COMPLETE THE FOLLOWING:
• a. From the post about hosting a visitor, list the ordinary things the writer says she and Chris do each day.
• b. In the post about hosting a visitor, where is Liv's bed now?
• c. According to the post about hosting a visitor, why was Otto given Liv's room instead of staying in the dorm, where visitors usually stay?

TEXT SHOWN:
Oozing

Today my body is all achy. Not sick achy, tired and stiff achy. Like I’ve had a major work out or something. But I haven’t. Therein lies the mystery. I think I need to pop a couple of Advil and call it a done deal. 


Chris and I are both looking a little haggard today. I think we’ve been sifling overwhelmedness for the last few days and yesterday it just started oozing out of all our orifices. Otto has kept telling us that we’re amazing for being able to juggle so many things. We don’t like it when people tell us we’re amazing. We don’t feel amazing. We feel like two ordinary people that get up in the morning and drink de-caf and spend time on our computers and make sure people are working and that the baby isn’t choking on her own drool and that eat normal food and go to bed at 9 pm so we can get up and do it all over again the next day. I guess from the outside the fact that we do it in a third world culture might be worth something, but it’s become our norm and feels anything but “amazing” to us. And yesterday we dropped the juggling balls a bit.

Otto has basically taken charge of the project. Chris has become Mr. Support and Keep the Mission Running. I am just here. Being a mom and making food. Chris and I have had the house all to ourselves for the last two years. We’ve had it all to ourselves as a family for the last three months. We had our routine and our spaces blocked out. Normally when visitors come they stay in the dorm, but since said building is the purpose of Otto’s visit it was either set him up in a tent in the yard for three weeks, or give him Liv’s room. We of course chose the later. Initially we were going to just put a bed in there and move her upstairs and go about business as usual during the day. Business as usual has not been usual so after one day we basically moved all of Liv’s “stuff” into other parts of the house. The extra couch that was in one room is now standing up on end in a somewhat corner. Her stuff is set up in place of the couch. Her bed is in our room. 

This alone is enough to send me into panic attacks. I like having things in their places. I like it when all my dishes go back to the exact place that I have chosen for them. I like it when things get used the way they are supposed to be used, in the places they are supposed to be used for. Having a diaper changing station where a couch once was and the couch on end where the dog food and guitars live blocking access to the book shelf is enough to make me want to cry. But I didn’t. I just sucked it up and told myself that it’s only for a little while. Breathe in, breathe out.

Chris and I are always acutely aware of how having visitors here can affect us. Generally it means that the routine we’ve established with our lives and our work gets shaken up and moved around. We try to be flexible and adjust, whether it’s a training class or Vision Trip or just family visiting. It gets tiring though. Our house has one bedroom with walls and a door. That just happens to be the room we’ve put Liv in so that we can have the big loft space upstairs. Our bedroom has no walls. It has no doors. It has a roof and some railings. I think the hardest thing for me when we have visitors in is that Chris and I don’t get to talk and decompress with each other. Part of it is that we’re “on” a lot more and part of it is that there really isn’t anywhere for us to go. Yesterday was just one of those days where we realized it was pressing in on us and that we needed to regroup. Sometimes it comes out sideways but we’re getting better at seeing it and dealing with it before it becomes an uncontrollable beast.

Dataset entries:
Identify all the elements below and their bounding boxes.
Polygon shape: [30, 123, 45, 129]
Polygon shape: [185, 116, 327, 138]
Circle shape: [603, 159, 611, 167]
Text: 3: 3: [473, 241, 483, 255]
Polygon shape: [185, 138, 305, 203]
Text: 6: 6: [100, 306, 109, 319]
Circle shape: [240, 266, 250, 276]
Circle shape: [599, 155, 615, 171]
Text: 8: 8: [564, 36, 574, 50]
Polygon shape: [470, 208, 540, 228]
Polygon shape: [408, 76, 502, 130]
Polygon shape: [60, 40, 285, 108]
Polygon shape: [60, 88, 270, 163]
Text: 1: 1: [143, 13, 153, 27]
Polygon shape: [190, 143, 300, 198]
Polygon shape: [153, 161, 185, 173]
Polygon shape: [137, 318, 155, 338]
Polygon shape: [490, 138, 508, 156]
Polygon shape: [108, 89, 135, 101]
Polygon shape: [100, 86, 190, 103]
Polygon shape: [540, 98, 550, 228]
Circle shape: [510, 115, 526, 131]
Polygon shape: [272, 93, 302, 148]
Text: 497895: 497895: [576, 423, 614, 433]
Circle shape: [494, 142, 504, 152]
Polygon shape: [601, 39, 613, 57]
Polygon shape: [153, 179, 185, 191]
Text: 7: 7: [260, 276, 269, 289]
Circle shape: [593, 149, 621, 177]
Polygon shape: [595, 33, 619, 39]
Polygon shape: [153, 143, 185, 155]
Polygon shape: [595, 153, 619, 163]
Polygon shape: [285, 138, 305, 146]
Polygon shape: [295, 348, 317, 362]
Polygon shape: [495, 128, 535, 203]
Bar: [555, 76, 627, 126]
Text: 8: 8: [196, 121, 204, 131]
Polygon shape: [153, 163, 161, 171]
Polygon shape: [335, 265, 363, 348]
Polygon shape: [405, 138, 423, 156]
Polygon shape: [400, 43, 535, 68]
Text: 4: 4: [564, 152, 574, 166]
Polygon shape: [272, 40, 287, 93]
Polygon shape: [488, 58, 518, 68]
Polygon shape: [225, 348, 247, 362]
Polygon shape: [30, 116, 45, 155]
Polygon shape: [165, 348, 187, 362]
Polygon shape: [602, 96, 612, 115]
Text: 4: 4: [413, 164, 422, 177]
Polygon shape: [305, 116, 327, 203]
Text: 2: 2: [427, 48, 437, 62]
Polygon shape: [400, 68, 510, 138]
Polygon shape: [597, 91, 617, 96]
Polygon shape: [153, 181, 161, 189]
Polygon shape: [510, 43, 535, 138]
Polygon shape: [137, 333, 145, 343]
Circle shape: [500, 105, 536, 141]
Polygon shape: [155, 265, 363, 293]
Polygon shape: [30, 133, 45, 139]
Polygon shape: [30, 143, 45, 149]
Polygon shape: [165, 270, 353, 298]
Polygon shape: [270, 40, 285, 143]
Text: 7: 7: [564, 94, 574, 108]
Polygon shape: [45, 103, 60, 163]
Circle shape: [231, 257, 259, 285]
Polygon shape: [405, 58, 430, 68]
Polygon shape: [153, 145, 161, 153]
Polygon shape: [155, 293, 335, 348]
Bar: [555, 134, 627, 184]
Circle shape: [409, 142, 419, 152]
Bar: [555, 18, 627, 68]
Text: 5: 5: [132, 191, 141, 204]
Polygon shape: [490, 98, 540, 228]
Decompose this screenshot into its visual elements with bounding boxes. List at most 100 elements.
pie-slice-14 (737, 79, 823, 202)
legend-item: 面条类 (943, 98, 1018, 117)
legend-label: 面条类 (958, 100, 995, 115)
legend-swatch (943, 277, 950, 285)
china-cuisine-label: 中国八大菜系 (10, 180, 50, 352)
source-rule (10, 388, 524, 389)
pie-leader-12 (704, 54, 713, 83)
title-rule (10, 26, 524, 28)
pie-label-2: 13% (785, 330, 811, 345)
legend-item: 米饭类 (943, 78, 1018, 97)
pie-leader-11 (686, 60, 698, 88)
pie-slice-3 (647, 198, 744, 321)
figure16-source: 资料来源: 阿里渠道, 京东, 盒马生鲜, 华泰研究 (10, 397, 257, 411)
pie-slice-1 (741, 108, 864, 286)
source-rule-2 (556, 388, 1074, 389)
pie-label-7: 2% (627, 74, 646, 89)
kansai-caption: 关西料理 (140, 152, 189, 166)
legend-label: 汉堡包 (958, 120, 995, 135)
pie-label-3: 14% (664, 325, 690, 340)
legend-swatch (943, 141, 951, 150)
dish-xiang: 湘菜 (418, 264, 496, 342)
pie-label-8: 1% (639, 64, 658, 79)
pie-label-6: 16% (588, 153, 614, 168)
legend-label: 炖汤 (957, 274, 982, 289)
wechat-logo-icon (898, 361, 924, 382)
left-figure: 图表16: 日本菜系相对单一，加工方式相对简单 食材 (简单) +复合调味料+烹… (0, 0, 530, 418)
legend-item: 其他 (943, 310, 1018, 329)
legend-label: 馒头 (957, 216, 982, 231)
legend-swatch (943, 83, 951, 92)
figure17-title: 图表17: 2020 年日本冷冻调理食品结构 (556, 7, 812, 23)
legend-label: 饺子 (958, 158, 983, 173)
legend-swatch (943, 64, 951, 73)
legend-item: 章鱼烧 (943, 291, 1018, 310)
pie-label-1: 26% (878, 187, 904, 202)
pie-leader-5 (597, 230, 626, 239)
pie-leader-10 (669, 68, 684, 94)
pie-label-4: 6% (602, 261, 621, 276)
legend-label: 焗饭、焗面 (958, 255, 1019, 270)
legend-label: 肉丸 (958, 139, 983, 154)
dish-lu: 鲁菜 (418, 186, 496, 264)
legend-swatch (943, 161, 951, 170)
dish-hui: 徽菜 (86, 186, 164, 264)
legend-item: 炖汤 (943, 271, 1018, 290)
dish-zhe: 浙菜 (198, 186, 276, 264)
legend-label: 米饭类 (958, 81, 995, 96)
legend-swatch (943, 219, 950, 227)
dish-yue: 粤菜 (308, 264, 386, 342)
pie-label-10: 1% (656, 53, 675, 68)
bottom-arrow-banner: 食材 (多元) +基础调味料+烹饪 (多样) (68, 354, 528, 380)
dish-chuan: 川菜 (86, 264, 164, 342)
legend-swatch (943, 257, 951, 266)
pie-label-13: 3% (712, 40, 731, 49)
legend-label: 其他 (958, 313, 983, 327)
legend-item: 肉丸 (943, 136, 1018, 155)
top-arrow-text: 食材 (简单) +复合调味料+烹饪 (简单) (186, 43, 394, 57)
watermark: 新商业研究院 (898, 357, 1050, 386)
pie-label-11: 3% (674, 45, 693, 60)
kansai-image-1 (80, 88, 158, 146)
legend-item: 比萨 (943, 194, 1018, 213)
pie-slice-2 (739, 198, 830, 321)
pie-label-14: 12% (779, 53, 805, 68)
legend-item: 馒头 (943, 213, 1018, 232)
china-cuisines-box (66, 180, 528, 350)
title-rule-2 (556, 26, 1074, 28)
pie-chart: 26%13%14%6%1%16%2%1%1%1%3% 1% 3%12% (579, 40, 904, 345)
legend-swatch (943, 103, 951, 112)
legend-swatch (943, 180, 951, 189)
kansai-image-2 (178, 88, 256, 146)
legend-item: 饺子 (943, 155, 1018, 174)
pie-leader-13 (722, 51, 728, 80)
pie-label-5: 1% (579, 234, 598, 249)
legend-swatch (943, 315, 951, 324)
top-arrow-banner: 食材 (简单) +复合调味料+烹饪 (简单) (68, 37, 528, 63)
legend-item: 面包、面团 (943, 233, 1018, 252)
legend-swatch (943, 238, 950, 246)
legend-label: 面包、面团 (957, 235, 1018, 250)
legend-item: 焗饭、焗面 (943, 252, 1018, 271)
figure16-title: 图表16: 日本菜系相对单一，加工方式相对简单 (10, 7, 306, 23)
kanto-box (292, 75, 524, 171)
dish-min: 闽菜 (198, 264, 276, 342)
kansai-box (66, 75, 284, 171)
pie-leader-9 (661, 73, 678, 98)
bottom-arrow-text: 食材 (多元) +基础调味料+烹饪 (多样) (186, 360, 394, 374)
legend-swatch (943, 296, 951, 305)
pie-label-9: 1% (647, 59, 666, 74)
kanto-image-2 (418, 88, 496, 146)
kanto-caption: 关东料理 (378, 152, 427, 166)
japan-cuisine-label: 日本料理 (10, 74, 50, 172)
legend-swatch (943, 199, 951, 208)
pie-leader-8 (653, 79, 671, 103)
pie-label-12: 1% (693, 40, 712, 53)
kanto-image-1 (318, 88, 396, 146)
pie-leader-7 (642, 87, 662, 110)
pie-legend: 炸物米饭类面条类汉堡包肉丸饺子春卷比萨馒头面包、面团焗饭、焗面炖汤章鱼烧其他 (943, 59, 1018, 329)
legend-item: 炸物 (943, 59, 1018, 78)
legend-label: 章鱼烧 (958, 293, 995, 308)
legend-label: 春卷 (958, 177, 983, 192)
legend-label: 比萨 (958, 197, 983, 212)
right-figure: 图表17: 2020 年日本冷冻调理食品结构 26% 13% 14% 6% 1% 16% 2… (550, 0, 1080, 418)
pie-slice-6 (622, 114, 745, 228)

ACTIVITY ANSWERS:
• a.
- Get up in the morning and drink decaf
- Spend time on their computers
- Make sure people are working
- Make sure the baby isn't choking on her own drool
- Eat normal food
- Go to bed at 9 pm

• b. It is in the writer's and Chris's room.

• c. Otto came to work on the dorm building, so he couldn't stay there. The only other choice was a tent in the yard for three weeks, so they gave him Liv's room.